Given task: Each entry below should be reproduced character for character.

Records for processing:
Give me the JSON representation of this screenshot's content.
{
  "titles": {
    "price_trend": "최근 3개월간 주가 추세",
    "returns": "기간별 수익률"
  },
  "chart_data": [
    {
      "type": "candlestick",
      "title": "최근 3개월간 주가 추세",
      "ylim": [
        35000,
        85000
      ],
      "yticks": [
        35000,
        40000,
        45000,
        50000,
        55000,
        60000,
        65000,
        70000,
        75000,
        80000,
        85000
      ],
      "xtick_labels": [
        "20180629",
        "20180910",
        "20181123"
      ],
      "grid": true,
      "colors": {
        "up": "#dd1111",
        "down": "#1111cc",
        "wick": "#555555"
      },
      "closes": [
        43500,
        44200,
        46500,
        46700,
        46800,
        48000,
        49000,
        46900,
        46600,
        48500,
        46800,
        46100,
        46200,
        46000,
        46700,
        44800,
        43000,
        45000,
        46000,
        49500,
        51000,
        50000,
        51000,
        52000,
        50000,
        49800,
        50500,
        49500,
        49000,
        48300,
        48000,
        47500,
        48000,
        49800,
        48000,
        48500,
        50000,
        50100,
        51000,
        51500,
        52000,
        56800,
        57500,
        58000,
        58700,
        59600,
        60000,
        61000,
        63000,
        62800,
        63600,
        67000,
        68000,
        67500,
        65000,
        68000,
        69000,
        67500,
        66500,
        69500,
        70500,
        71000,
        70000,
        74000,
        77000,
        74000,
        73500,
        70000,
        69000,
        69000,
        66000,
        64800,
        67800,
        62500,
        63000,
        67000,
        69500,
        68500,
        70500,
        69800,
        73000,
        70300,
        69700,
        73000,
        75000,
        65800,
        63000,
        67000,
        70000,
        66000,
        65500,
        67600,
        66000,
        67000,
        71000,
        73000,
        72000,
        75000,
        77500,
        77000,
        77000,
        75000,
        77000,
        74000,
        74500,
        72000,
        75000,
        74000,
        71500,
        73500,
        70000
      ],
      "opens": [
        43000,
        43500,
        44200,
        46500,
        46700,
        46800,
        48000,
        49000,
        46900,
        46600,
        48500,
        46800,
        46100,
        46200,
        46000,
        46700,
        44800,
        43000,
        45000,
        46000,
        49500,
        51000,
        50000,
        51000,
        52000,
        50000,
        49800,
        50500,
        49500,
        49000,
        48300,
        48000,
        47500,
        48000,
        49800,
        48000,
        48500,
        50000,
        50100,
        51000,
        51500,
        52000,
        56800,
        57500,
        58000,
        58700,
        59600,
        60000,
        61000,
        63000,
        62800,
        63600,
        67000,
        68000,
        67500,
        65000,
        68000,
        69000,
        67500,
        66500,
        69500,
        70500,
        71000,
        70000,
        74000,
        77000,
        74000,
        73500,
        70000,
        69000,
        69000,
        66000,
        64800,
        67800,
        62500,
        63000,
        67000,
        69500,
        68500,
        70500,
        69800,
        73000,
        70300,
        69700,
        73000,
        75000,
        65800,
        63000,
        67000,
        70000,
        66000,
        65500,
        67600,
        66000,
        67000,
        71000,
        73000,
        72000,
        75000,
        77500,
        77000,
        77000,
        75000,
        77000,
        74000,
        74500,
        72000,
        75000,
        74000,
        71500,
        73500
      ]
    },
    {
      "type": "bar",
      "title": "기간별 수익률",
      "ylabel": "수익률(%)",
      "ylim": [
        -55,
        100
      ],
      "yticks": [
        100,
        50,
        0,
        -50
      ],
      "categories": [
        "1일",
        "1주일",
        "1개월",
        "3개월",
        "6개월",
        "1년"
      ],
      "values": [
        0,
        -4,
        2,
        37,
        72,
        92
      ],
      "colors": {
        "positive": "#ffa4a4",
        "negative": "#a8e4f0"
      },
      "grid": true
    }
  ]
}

Right answer:
Give me the JSON representation of this screenshot's content.
{
  "titles": {
    "price_trend": "최근 3개월간 주가 추세",
    "returns": "기간별 수익률"
  },
  "chart_data": [
    {
      "type": "candlestick",
      "title": "최근 3개월간 주가 추세",
      "ylim": [
        35000,
        85000
      ],
      "yticks": [
        35000,
        40000,
        45000,
        50000,
        55000,
        60000,
        65000,
        70000,
        75000,
        80000,
        85000
      ],
      "xtick_labels": [
        "20180629",
        "20180910",
        "20181123"
      ],
      "grid": true,
      "colors": {
        "up": "#dd1111",
        "down": "#1111cc",
        "wick": "#555555"
      },
      "closes": [
        43500,
        44200,
        46500,
        46700,
        46800,
        48000,
        49000,
        46900,
        46600,
        48500,
        46800,
        46100,
        46200,
        46000,
        46700,
        44800,
        43000,
        45000,
        46000,
        49500,
        51000,
        50000,
        51000,
        52000,
        50000,
        49800,
        50500,
        49500,
        49000,
        48300,
        48000,
        47500,
        48000,
        49800,
        48000,
        48500,
        50000,
        50100,
        51000,
        51500,
        52000,
        56800,
        57500,
        58000,
        58700,
        59600,
        60000,
        61000,
        63000,
        62800,
        63600,
        67000,
        68000,
        67500,
        65000,
        68000,
        69000,
        67500,
        66500,
        69500,
        70500,
        71000,
        70000,
        74000,
        77000,
        74000,
        73500,
        70000,
        69000,
        69000,
        66000,
        64800,
        67800,
        62500,
        63000,
        67000,
        69500,
        68500,
        70500,
        69800,
        73000,
        70300,
        69700,
        73000,
        75000,
        65800,
        63000,
        67000,
        70000,
        66000,
        65500,
        67600,
        66000,
        67000,
        71000,
        73000,
        72000,
        75000,
        77500,
        77000,
        77000,
        75000,
        77000,
        74000,
        74500,
        72000,
        75000,
        74000,
        71500,
        73500,
        70000
      ],
      "opens": [
        43000,
        43500,
        44200,
        46500,
        46700,
        46800,
        48000,
        49000,
        46900,
        46600,
        48500,
        46800,
        46100,
        46200,
        46000,
        46700,
        44800,
        43000,
        45000,
        46000,
        49500,
        51000,
        50000,
        51000,
        52000,
        50000,
        49800,
        50500,
        49500,
        49000,
        48300,
        48000,
        47500,
        48000,
        49800,
        48000,
        48500,
        50000,
        50100,
        51000,
        51500,
        52000,
        56800,
        57500,
        58000,
        58700,
        59600,
        60000,
        61000,
        63000,
        62800,
        63600,
        67000,
        68000,
        67500,
        65000,
        68000,
        69000,
        67500,
        66500,
        69500,
        70500,
        71000,
        70000,
        74000,
        77000,
        74000,
        73500,
        70000,
        69000,
        69000,
        66000,
        64800,
        67800,
        62500,
        63000,
        67000,
        69500,
        68500,
        70500,
        69800,
        73000,
        70300,
        69700,
        73000,
        75000,
        65800,
        63000,
        67000,
        70000,
        66000,
        65500,
        67600,
        66000,
        67000,
        71000,
        73000,
        72000,
        75000,
        77500,
        77000,
        77000,
        75000,
        77000,
        74000,
        74500,
        72000,
        75000,
        74000,
        71500,
        73500
      ]
    },
    {
      "type": "bar",
      "title": "기간별 수익률",
      "ylabel": "수익률(%)",
      "ylim": [
        -55,
        100
      ],
      "yticks": [
        100,
        50,
        0,
        -50
      ],
      "categories": [
        "1일",
        "1주일",
        "1개월",
        "3개월",
        "6개월",
        "1년"
      ],
      "values": [
        0,
        -4,
        2,
        37,
        72,
        92
      ],
      "colors": {
        "positive": "#ffa4a4",
        "negative": "#a8e4f0"
      },
      "grid": true
    }
  ]
}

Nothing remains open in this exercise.